__Суть задания__: Перепишите целиком отрывок о Толстом и школьных литературных вкусах, ничего в нём не меняя.

__Цитируемый отрывок__:
□ □ □ □ □ □ □

Тесно связана с безрелигиозностью Толстого рационалистическая тенденция его философии. По сути Толстой является одним из последних могикан Просвещения, когда верили в то, что если воспитать людей на основе разума, то все общество изменится в сторону Добра, Красоты и Разума.
Остановлюсь на эволюции моих художественных вкусов. В школе моими любимыми писателями были Николай Островский, Фадеев, Горький-романтик. Вершиной художественного творчества казалась поэма Горького «Человек», написанная ритмической прозой, близки были также его романтические «Песня о Соколе», «Песня о Буревестнике», легенда о Данко (последнюю я люблю и сейчас). Товарищ Сталин сказал, что «Девушка и смерть» почище «Фауста» Гёте. Раз «товарищ Сталин сказал», то так оно и было. Но «Фауста» я не читал и верил вождю на слово, а «Девушка и смерть» показалась скучной. Разница во вкусах с «гением всех народов и времен» меня удручала, но я утешал себя тем, что дорасту до понимания глубины мысли этого произведения. «Мысли», потому что ничего другого в литературе нам не показывали. «Художественные особенности» тех или иных писателей, о которых нам рассказывали на уроках, обозначали лишь те или иные рациональные способы выражения мысли и были скучны, напоминая классификацию силлогизмов в логике. Эпитеты, метафоры, синонимы и прочее, казалось, приближались к математическим понятиям, но в них не было задачи, загадки, которую нужно разрешить. А без задачи классификация «художественных» особенностей повисала в воздухе, казалась ненужной.

□ □ □ □ □ □ □

__Записи, выбранные из коллекции__:
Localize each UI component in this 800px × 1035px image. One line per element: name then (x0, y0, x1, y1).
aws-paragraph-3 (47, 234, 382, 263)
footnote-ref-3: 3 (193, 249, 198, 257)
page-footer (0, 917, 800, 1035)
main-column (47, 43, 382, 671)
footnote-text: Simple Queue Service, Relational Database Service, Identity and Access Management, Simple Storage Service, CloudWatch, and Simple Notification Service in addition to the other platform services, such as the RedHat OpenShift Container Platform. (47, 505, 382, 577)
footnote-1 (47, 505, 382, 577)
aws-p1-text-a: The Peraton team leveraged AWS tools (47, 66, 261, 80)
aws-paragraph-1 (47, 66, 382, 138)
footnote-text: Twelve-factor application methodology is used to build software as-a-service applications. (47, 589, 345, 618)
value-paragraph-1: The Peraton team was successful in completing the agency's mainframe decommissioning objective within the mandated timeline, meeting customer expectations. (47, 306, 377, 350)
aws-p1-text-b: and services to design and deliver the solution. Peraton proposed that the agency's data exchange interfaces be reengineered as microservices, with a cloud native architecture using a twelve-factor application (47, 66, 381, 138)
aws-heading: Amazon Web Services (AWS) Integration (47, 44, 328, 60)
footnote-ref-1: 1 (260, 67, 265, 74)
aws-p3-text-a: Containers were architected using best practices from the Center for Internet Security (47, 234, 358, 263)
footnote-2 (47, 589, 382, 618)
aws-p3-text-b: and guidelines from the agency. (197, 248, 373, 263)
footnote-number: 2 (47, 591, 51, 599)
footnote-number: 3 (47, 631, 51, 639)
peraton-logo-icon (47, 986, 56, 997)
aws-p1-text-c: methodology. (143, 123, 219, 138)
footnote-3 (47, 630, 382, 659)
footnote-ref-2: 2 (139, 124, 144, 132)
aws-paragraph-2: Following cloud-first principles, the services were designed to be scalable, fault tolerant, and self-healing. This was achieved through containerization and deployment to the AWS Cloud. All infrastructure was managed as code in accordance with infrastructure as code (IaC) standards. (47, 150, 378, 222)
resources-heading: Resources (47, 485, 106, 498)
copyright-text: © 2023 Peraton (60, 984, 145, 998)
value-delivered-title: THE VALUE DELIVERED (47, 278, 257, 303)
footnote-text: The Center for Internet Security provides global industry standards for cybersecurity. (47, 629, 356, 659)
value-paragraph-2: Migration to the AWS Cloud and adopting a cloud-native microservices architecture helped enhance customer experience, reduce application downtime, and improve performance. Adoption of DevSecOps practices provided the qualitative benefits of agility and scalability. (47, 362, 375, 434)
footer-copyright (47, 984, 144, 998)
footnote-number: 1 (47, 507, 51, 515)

□ □ □ □ □ □ □

__Решение задания__:
Тесно связана с безрелигиозностью Толстого рационалистическая тенденция его философии. По сути Толстой является одним из последних могикан Просвещения, когда верили в то, что если воспитать людей на основе разума, то все общество изменится в сторону Добра, Красоты и Разума.
Остановлюсь на эволюции моих художественных вкусов. В школе моими любимыми писателями были Николай Островский, Фадеев, Горький-романтик. Вершиной художественного творчества казалась поэма Горького «Человек», написанная ритмической прозой, близки были также его романтические «Песня о Соколе», «Песня о Буревестнике», легенда о Данко (последнюю я люблю и сейчас). Товарищ Сталин сказал, что «Девушка и смерть» почище «Фауста» Гёте. Раз «товарищ Сталин сказал», то так оно и было. Но «Фауста» я не читал и верил вождю на слово, а «Девушка и смерть» показалась скучной. Разница во вкусах с «гением всех народов и времен» меня удручала, но я утешал себя тем, что дорасту до понимания глубины мысли этого произведения. «Мысли», потому что ничего другого в литературе нам не показывали. «Художественные особенности» тех или иных писателей, о которых нам рассказывали на уроках, обозначали лишь те или иные рациональные способы выражения мысли и были скучны, напоминая классификацию силлогизмов в логике. Эпитеты, метафоры, синонимы и прочее, казалось, приближались к математическим понятиям, но в них не было задачи, загадки, которую нужно разрешить. А без задачи классификация «художественных» особенностей повисала в воздухе, казалась ненужной.